▶ **AIM**: Please render every line of the entries below as a Markdown table with two columns, Row and Entry line, numbering the rows in order and leaving out any blank lines.

▶ **RECORD EXCERPTS**:
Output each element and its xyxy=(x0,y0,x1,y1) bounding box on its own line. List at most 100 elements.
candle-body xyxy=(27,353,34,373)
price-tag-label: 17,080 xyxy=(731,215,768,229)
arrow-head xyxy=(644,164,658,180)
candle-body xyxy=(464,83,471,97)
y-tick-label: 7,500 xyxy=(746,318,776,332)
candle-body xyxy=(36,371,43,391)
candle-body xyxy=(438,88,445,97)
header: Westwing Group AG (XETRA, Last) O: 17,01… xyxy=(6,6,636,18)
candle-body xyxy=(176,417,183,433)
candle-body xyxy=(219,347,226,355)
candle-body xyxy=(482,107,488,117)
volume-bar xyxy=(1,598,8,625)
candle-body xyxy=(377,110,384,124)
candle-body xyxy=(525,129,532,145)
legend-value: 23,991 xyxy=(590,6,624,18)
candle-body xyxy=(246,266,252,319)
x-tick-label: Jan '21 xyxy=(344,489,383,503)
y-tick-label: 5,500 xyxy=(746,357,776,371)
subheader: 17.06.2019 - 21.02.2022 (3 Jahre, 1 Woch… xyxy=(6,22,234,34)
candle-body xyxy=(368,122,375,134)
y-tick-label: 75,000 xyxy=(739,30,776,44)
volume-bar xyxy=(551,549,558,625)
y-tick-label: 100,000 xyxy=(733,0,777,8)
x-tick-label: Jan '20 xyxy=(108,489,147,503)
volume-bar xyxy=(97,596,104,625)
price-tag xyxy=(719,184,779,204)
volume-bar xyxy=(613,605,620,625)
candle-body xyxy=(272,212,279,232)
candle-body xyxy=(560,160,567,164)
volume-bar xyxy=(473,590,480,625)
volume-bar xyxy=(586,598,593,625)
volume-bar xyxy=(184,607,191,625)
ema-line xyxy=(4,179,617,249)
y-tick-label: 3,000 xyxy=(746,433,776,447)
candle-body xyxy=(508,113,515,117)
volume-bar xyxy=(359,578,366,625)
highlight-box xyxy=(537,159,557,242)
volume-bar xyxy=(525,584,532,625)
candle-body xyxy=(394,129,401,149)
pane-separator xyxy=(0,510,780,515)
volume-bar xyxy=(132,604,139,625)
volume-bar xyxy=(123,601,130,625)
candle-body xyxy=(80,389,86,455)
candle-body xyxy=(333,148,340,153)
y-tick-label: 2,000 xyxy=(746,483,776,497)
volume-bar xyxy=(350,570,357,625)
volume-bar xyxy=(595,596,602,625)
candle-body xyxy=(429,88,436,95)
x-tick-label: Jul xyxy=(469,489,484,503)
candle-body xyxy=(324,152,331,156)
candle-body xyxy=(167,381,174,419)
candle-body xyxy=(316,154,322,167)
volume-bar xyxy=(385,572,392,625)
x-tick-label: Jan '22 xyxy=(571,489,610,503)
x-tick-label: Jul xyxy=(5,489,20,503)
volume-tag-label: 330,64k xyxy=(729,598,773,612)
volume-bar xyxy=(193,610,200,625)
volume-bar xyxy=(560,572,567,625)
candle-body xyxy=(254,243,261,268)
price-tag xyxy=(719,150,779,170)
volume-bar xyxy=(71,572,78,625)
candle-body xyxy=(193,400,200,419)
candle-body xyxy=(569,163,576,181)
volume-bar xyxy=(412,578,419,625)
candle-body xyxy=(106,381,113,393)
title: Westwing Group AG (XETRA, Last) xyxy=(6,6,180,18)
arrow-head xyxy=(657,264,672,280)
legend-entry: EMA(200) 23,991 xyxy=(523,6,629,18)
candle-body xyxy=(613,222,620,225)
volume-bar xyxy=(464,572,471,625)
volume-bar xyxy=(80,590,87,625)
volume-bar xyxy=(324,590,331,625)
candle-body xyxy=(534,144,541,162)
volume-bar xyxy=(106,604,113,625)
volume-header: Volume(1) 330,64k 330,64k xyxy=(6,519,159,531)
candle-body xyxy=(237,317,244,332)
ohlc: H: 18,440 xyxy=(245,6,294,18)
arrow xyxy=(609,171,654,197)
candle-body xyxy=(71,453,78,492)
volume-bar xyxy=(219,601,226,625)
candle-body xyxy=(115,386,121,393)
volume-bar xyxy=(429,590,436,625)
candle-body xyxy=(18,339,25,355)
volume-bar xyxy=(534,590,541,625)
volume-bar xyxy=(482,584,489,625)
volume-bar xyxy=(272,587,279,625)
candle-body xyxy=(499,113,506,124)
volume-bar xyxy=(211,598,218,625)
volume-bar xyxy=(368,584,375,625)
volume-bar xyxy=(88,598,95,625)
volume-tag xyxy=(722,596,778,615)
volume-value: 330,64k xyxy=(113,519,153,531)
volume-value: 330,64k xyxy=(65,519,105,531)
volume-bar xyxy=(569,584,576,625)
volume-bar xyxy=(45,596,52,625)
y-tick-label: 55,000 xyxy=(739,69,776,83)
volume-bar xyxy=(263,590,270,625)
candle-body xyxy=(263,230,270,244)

▶ **PROBLEM SOLUTION**:
| Row | Entry line |
|---|---|
| 1 | Output each element and its xyxy=(x0,y0,x1,y1) bounding box on its own line. List at most 100 elements. |
| 2 | candle-body xyxy=(27,353,34,373) |
| 3 | price-tag-label: 17,080 xyxy=(731,215,768,229) |
| 4 | arrow-head xyxy=(644,164,658,180) |
| 5 | candle-body xyxy=(464,83,471,97) |
| 6 | y-tick-label: 7,500 xyxy=(746,318,776,332) |
| 7 | candle-body xyxy=(36,371,43,391) |
| 8 | candle-body xyxy=(438,88,445,97) |
| 9 | header: Westwing Group AG (XETRA, Last) O: 17,01… xyxy=(6,6,636,18) |
| 10 | candle-body xyxy=(176,417,183,433) |
| 11 | candle-body xyxy=(219,347,226,355) |
| 12 | candle-body xyxy=(482,107,488,117) |
| 13 | volume-bar xyxy=(1,598,8,625) |
| 14 | candle-body xyxy=(377,110,384,124) |
| 15 | candle-body xyxy=(525,129,532,145) |
| 16 | legend-value: 23,991 xyxy=(590,6,624,18) |
| 17 | candle-body xyxy=(246,266,252,319) |
| 18 | x-tick-label: Jan '21 xyxy=(344,489,383,503) |
| 19 | y-tick-label: 5,500 xyxy=(746,357,776,371) |
| 20 | subheader: 17.06.2019 - 21.02.2022 (3 Jahre, 1 Woch… xyxy=(6,22,234,34) |
| 21 | candle-body xyxy=(368,122,375,134) |
| 22 | y-tick-label: 75,000 xyxy=(739,30,776,44) |
| 23 | volume-bar xyxy=(551,549,558,625) |
| 24 | y-tick-label: 100,000 xyxy=(733,0,777,8) |
| 25 | x-tick-label: Jan '20 xyxy=(108,489,147,503) |
| 26 | volume-bar xyxy=(97,596,104,625) |
| 27 | price-tag xyxy=(719,184,779,204) |
| 28 | volume-bar xyxy=(613,605,620,625) |
| 29 | candle-body xyxy=(272,212,279,232) |
| 30 | candle-body xyxy=(560,160,567,164) |
| 31 | volume-bar xyxy=(473,590,480,625) |
| 32 | volume-bar xyxy=(586,598,593,625) |
| 33 | volume-bar xyxy=(184,607,191,625) |
| 34 | ema-line xyxy=(4,179,617,249) |
| 35 | y-tick-label: 3,000 xyxy=(746,433,776,447) |
| 36 | candle-body xyxy=(508,113,515,117) |
| 37 | volume-bar xyxy=(359,578,366,625) |
| 38 | highlight-box xyxy=(537,159,557,242) |
| 39 | volume-bar xyxy=(525,584,532,625) |
| 40 | candle-body xyxy=(394,129,401,149) |
| 41 | pane-separator xyxy=(0,510,780,515) |
| 42 | volume-bar xyxy=(132,604,139,625) |
| 43 | volume-bar xyxy=(123,601,130,625) |
| 44 | candle-body xyxy=(80,389,86,455) |
| 45 | candle-body xyxy=(333,148,340,153) |
| 46 | y-tick-label: 2,000 xyxy=(746,483,776,497) |
| 47 | volume-bar xyxy=(350,570,357,625) |
| 48 | volume-bar xyxy=(595,596,602,625) |
| 49 | candle-body xyxy=(429,88,436,95) |
| 50 | x-tick-label: Jul xyxy=(469,489,484,503) |
| 51 | candle-body xyxy=(324,152,331,156) |
| 52 | candle-body xyxy=(167,381,174,419) |
| 53 | candle-body xyxy=(316,154,322,167) |
| 54 | volume-bar xyxy=(385,572,392,625) |
| 55 | x-tick-label: Jan '22 xyxy=(571,489,610,503) |
| 56 | x-tick-label: Jul xyxy=(5,489,20,503) |
| 57 | volume-tag-label: 330,64k xyxy=(729,598,773,612) |
| 58 | volume-bar xyxy=(193,610,200,625) |
| 59 | volume-bar xyxy=(560,572,567,625) |
| 60 | candle-body xyxy=(254,243,261,268) |
| 61 | price-tag xyxy=(719,150,779,170) |
| 62 | volume-bar xyxy=(71,572,78,625) |
| 63 | candle-body xyxy=(193,400,200,419) |
| 64 | candle-body xyxy=(569,163,576,181) |
| 65 | volume-bar xyxy=(412,578,419,625) |
| 66 | candle-body xyxy=(106,381,113,393) |
| 67 | title: Westwing Group AG (XETRA, Last) xyxy=(6,6,180,18) |
| 68 | arrow-head xyxy=(657,264,672,280) |
| 69 | legend-entry: EMA(200) 23,991 xyxy=(523,6,629,18) |
| 70 | candle-body xyxy=(613,222,620,225) |
| 71 | volume-bar xyxy=(464,572,471,625) |
| 72 | volume-bar xyxy=(80,590,87,625) |
| 73 | volume-bar xyxy=(324,590,331,625) |
| 74 | candle-body xyxy=(534,144,541,162) |
| 75 | volume-bar xyxy=(106,604,113,625) |
| 76 | volume-header: Volume(1) 330,64k 330,64k xyxy=(6,519,159,531) |
| 77 | candle-body xyxy=(237,317,244,332) |
| 78 | ohlc: H: 18,440 xyxy=(245,6,294,18) |
| 79 | arrow xyxy=(609,171,654,197) |
| 80 | candle-body xyxy=(71,453,78,492) |
| 81 | volume-bar xyxy=(219,601,226,625) |
| 82 | candle-body xyxy=(115,386,121,393) |
| 83 | volume-bar xyxy=(429,590,436,625) |
| 84 | candle-body xyxy=(18,339,25,355) |
| 85 | volume-bar xyxy=(534,590,541,625) |
| 86 | volume-bar xyxy=(482,584,489,625) |
| 87 | volume-bar xyxy=(272,587,279,625) |
| 88 | candle-body xyxy=(499,113,506,124) |
| 89 | volume-bar xyxy=(211,598,218,625) |
| 90 | volume-bar xyxy=(368,584,375,625) |
| 91 | volume-bar xyxy=(88,598,95,625) |
| 92 | volume-tag xyxy=(722,596,778,615) |
| 93 | volume-value: 330,64k xyxy=(113,519,153,531) |
| 94 | volume-value: 330,64k xyxy=(65,519,105,531) |
| 95 | volume-bar xyxy=(569,584,576,625) |
| 96 | volume-bar xyxy=(45,596,52,625) |
| 97 | y-tick-label: 55,000 xyxy=(739,69,776,83) |
| 98 | volume-bar xyxy=(263,590,270,625) |
| 99 | candle-body xyxy=(263,230,270,244) |